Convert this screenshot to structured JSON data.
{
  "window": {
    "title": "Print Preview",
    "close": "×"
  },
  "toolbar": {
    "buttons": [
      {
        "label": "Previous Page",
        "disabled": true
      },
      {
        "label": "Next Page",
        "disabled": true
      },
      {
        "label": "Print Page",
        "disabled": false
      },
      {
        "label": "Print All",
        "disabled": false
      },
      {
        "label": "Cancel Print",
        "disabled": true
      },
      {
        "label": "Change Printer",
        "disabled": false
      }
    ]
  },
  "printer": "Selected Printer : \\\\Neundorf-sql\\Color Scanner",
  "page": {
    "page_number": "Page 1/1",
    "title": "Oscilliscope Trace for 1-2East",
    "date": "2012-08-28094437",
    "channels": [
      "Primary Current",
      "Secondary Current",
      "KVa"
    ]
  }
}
################
- WHAT YOU ARE ASKED TO DO:
Produce an exact copy of every entry above.

- OUTPUT:
Convert this screenshot to structured JSON data.
{
  "window": {
    "title": "Print Preview",
    "close": "×"
  },
  "toolbar": {
    "buttons": [
      {
        "label": "Previous Page",
        "disabled": true
      },
      {
        "label": "Next Page",
        "disabled": true
      },
      {
        "label": "Print Page",
        "disabled": false
      },
      {
        "label": "Print All",
        "disabled": false
      },
      {
        "label": "Cancel Print",
        "disabled": true
      },
      {
        "label": "Change Printer",
        "disabled": false
      }
    ]
  },
  "printer": "Selected Printer : \\\\Neundorf-sql\\Color Scanner",
  "page": {
    "page_number": "Page 1/1",
    "title": "Oscilliscope Trace for 1-2East",
    "date": "2012-08-28094437",
    "channels": [
      "Primary Current",
      "Secondary Current",
      "KVa"
    ]
  }
}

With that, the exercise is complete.